■ **Data records**:
===

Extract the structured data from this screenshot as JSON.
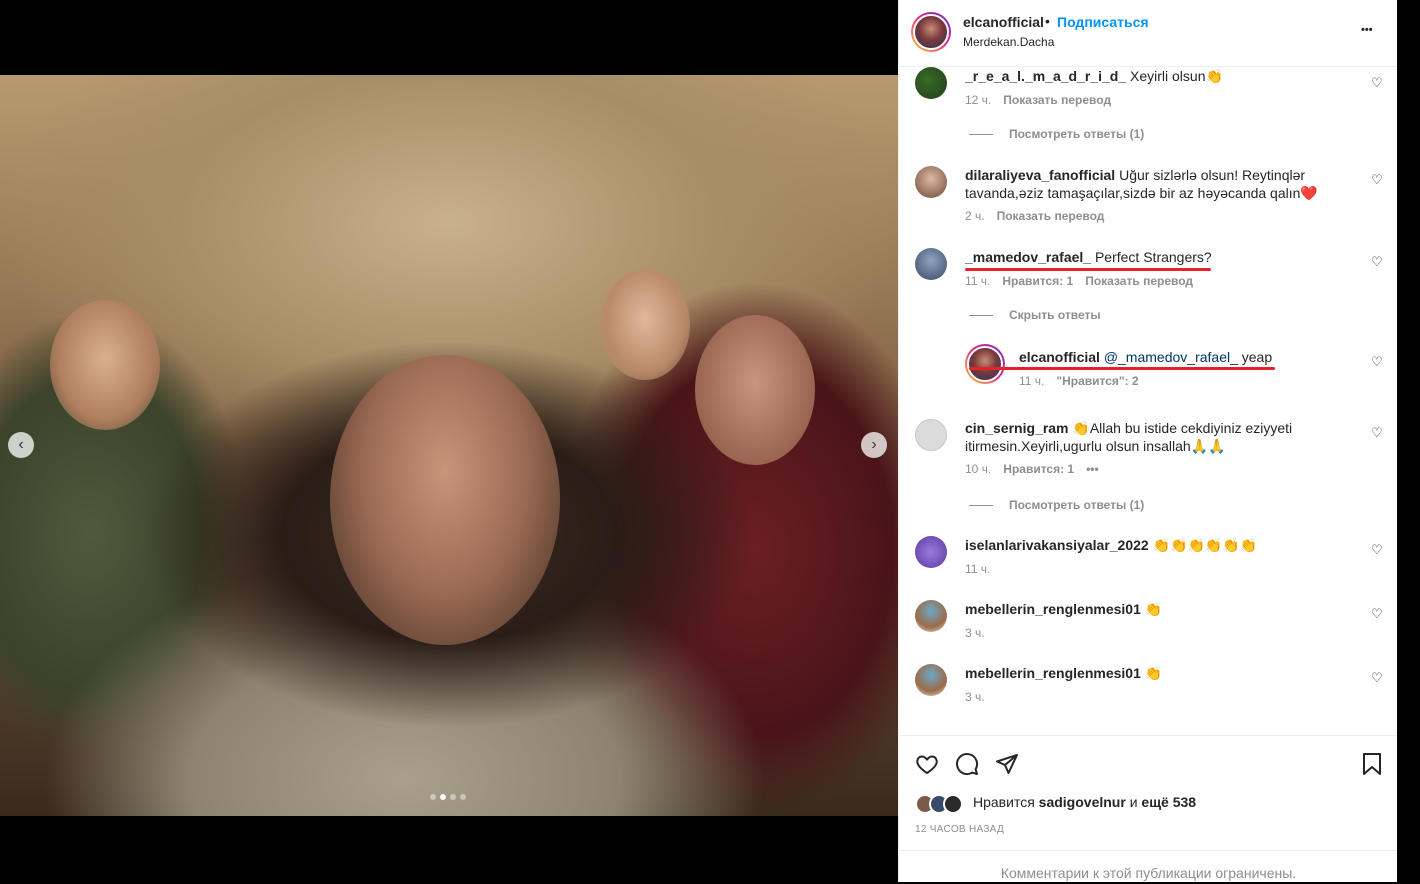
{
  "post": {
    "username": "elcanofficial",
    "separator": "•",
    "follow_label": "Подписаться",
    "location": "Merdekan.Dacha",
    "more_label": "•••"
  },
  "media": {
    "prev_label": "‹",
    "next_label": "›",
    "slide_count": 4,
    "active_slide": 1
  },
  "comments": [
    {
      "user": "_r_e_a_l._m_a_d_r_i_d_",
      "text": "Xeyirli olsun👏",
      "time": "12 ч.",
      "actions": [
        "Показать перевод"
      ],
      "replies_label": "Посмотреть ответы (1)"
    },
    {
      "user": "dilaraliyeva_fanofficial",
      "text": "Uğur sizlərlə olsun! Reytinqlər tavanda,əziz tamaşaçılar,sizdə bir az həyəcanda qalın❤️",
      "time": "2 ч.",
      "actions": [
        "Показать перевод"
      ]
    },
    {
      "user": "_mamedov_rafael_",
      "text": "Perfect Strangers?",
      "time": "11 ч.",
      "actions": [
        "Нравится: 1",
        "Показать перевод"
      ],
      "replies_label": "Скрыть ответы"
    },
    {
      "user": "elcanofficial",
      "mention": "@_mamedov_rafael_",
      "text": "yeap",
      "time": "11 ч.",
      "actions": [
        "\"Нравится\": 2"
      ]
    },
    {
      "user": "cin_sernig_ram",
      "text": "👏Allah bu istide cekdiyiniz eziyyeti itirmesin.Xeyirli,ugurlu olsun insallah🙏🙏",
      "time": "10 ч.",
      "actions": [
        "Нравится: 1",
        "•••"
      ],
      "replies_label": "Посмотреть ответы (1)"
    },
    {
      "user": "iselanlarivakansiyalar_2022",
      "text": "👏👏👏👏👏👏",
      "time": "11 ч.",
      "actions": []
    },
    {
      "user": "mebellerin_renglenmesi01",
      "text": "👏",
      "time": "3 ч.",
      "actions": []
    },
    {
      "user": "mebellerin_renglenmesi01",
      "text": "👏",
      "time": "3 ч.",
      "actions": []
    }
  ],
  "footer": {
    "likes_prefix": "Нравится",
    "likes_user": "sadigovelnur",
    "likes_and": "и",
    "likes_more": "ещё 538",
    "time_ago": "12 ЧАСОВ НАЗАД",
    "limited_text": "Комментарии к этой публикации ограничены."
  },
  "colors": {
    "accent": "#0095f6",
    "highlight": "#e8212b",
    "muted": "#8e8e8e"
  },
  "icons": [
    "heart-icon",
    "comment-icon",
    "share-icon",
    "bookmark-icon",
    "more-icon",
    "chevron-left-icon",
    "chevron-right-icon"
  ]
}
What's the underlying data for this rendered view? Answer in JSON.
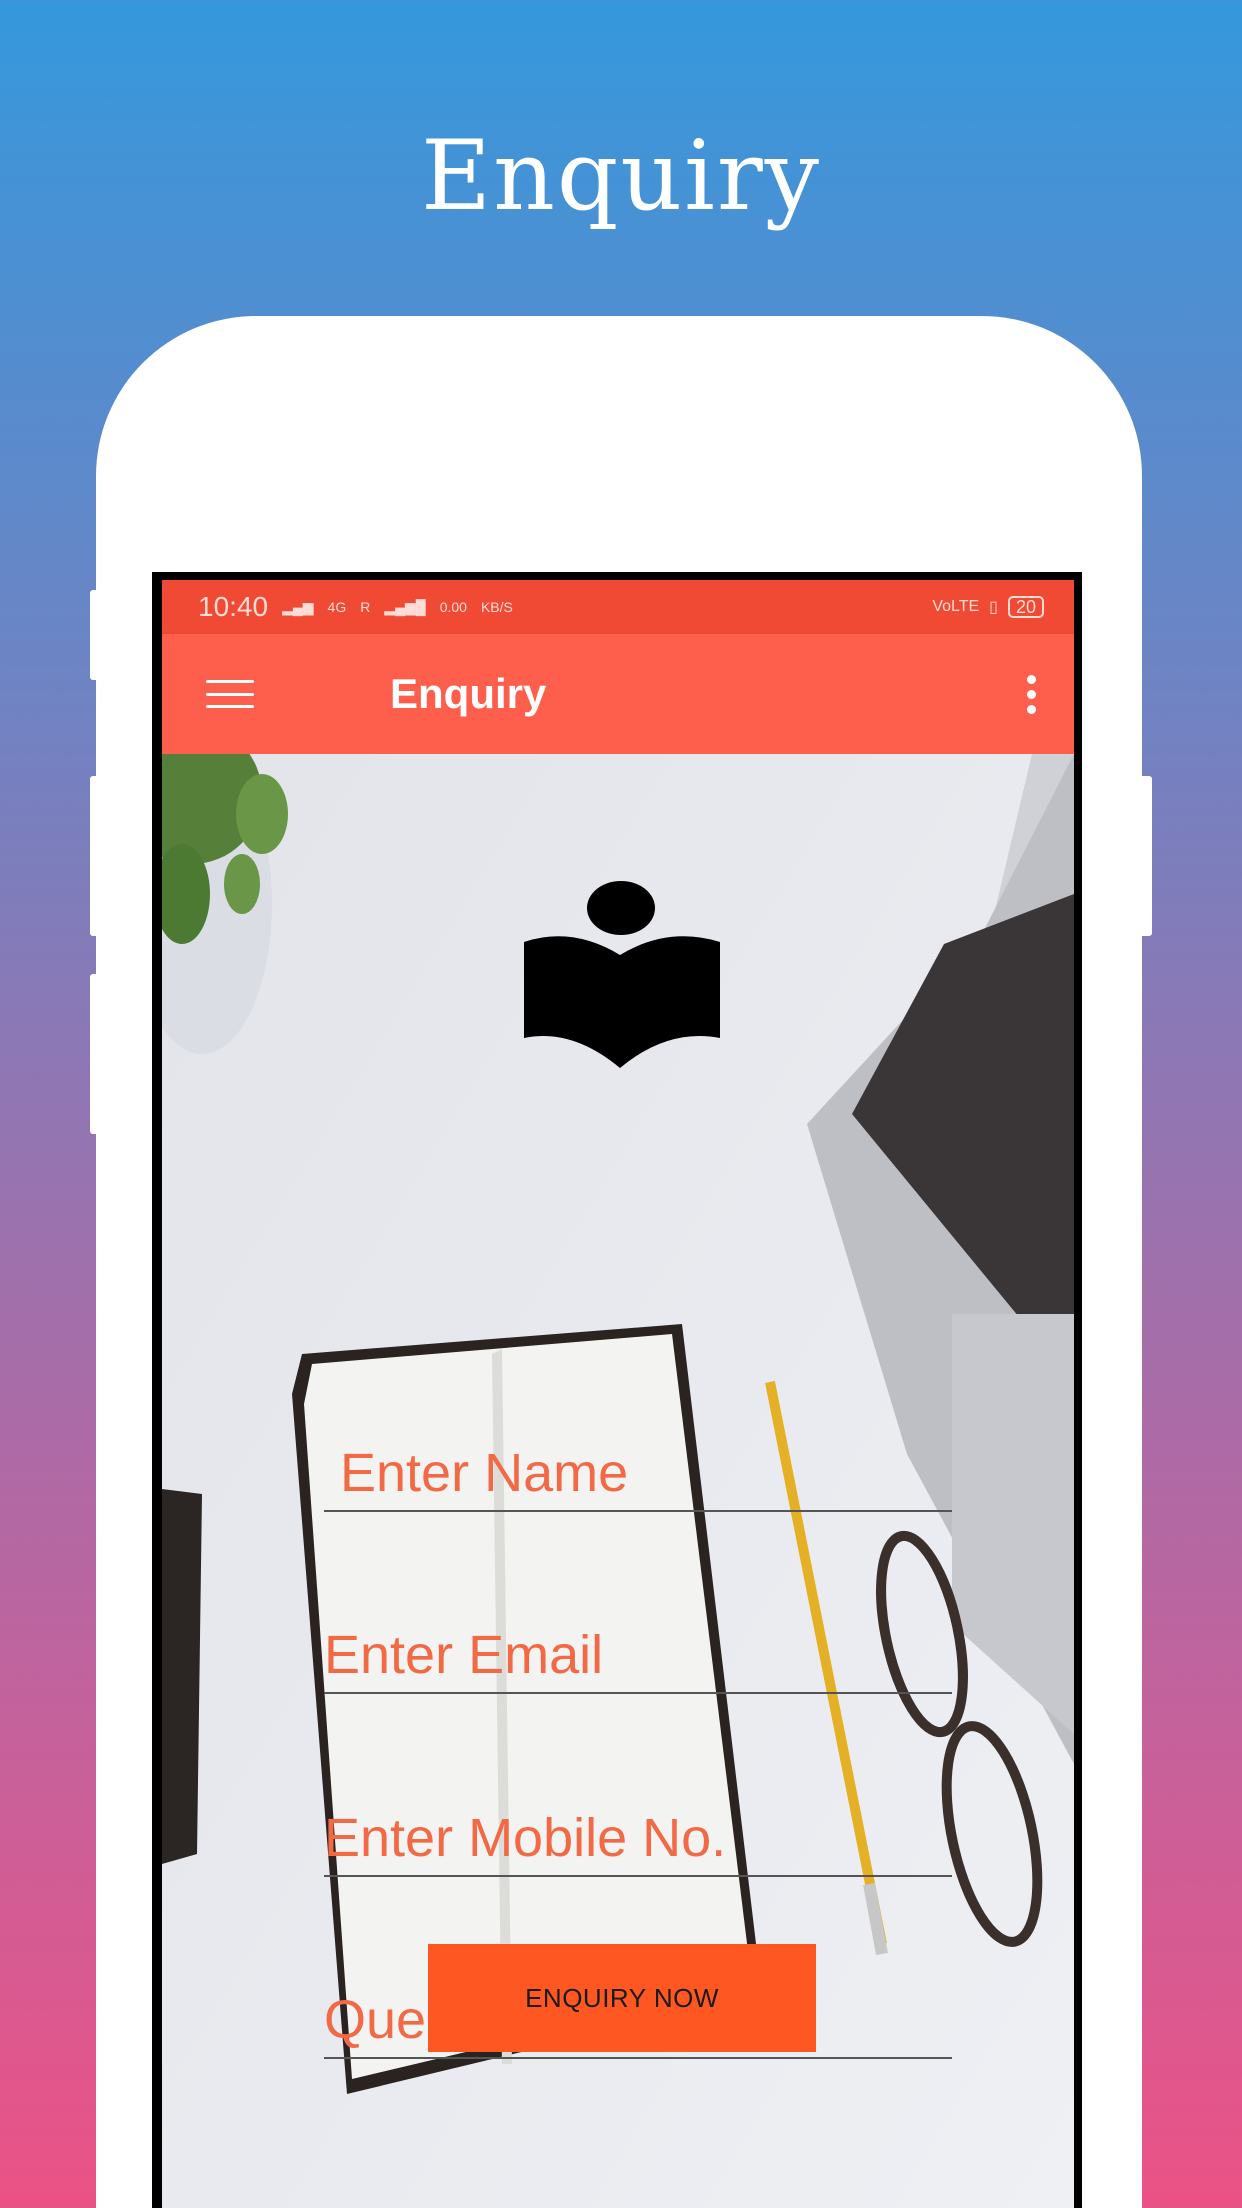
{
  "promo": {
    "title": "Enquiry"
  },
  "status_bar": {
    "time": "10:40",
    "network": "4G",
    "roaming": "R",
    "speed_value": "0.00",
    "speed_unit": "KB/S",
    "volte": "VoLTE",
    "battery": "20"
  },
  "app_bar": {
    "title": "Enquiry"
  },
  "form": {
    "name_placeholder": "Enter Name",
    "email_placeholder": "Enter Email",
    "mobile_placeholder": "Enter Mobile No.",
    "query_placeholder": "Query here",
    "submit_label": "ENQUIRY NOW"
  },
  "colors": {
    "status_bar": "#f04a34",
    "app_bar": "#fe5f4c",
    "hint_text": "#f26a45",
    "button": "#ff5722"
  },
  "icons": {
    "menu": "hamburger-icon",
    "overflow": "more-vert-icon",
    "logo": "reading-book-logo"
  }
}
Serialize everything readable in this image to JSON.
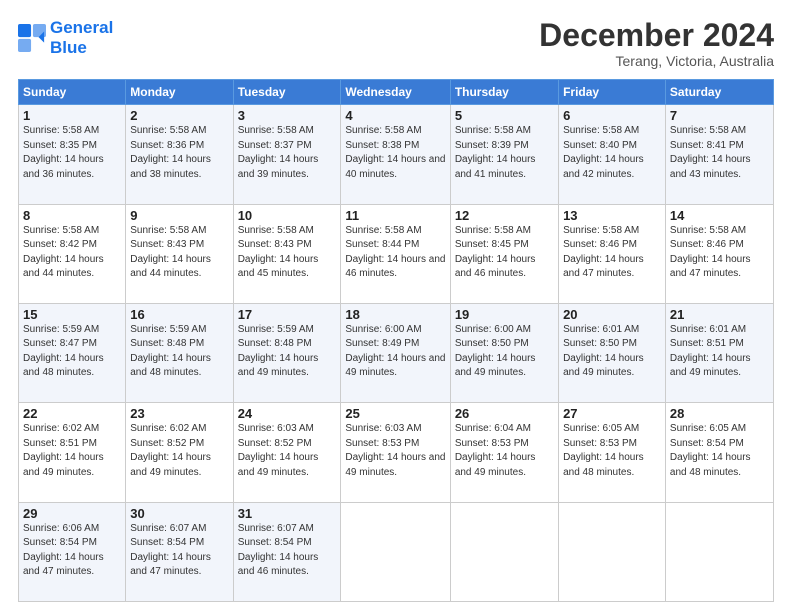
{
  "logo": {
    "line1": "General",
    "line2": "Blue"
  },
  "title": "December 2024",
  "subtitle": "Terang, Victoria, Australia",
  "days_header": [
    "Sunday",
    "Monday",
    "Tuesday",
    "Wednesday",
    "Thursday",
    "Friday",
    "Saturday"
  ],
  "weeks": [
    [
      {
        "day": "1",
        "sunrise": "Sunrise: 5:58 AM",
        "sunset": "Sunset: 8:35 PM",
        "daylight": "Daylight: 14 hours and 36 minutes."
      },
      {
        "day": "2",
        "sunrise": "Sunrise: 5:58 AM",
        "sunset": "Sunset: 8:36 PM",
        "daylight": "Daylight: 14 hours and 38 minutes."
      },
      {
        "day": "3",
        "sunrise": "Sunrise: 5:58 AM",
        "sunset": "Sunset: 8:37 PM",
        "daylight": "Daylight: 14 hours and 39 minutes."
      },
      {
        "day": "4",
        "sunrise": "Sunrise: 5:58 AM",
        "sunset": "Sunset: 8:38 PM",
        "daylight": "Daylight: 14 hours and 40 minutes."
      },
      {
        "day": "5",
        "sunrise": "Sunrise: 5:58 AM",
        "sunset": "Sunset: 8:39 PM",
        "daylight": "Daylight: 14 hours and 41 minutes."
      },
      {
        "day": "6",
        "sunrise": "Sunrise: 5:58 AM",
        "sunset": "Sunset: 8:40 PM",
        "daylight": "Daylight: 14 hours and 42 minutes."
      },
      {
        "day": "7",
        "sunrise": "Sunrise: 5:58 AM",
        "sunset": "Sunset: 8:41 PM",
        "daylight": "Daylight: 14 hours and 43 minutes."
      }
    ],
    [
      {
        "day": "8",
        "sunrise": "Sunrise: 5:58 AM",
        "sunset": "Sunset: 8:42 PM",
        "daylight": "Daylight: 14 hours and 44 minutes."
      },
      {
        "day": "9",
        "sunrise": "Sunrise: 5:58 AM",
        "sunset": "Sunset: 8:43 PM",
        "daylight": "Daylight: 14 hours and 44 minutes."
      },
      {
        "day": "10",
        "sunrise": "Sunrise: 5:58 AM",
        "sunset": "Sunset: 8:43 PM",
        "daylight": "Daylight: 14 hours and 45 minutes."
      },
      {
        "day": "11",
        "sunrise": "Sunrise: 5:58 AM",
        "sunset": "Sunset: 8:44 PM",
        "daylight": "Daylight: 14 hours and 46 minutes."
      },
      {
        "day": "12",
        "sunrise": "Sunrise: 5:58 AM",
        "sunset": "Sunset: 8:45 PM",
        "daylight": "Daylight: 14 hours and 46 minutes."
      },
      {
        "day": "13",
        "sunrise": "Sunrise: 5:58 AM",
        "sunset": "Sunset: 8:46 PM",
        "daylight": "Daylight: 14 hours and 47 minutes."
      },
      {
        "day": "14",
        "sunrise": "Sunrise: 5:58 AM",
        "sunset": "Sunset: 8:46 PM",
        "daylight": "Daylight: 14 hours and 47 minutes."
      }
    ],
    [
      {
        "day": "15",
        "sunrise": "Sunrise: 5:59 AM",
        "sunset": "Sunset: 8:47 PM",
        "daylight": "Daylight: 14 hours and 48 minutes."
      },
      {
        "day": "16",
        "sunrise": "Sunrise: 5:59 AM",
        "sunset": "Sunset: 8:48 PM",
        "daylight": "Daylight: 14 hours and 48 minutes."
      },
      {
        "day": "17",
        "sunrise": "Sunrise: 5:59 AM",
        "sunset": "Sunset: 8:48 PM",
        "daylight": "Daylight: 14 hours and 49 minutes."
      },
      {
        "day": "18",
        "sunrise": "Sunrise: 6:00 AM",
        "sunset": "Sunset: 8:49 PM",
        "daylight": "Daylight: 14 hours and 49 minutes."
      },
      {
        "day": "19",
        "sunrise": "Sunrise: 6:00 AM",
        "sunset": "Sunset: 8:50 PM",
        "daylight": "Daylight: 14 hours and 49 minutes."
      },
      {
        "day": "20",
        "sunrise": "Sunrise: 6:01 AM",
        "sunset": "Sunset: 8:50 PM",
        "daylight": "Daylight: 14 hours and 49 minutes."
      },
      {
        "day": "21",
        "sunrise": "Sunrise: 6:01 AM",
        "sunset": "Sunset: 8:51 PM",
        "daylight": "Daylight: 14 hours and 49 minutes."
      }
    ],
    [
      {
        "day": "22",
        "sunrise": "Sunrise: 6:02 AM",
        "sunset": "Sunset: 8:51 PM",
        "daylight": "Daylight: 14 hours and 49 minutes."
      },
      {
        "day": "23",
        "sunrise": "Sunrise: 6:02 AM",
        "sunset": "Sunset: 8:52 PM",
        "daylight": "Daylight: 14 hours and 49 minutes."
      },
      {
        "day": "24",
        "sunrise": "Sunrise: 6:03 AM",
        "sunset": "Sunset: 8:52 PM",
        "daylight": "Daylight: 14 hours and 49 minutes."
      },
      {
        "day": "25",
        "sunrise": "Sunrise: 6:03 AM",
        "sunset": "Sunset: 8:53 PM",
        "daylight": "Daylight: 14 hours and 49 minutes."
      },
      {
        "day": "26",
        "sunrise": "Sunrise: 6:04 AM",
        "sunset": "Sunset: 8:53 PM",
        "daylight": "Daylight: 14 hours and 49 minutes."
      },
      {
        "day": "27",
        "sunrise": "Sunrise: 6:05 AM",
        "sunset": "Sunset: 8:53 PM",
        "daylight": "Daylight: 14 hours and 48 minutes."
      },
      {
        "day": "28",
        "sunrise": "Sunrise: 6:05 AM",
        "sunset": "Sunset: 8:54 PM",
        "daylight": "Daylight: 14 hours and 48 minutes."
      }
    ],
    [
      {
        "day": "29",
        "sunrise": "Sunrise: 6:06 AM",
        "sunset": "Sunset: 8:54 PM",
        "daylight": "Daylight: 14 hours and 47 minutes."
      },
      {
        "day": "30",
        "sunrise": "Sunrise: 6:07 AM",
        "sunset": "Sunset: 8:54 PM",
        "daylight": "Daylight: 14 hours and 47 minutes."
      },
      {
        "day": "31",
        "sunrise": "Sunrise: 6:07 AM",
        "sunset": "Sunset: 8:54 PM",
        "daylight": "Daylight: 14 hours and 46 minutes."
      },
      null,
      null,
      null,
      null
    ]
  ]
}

===

■ **TO DO**:
Identify lines with the string "this". Copy each one.

■ **ANSWER TO THE PROBLEM**:
Extract the structured data from this screenshot as JSON.
What's the underlying data for this rendered view? Answer in JSON.
Serialize everything readable in this image to JSON.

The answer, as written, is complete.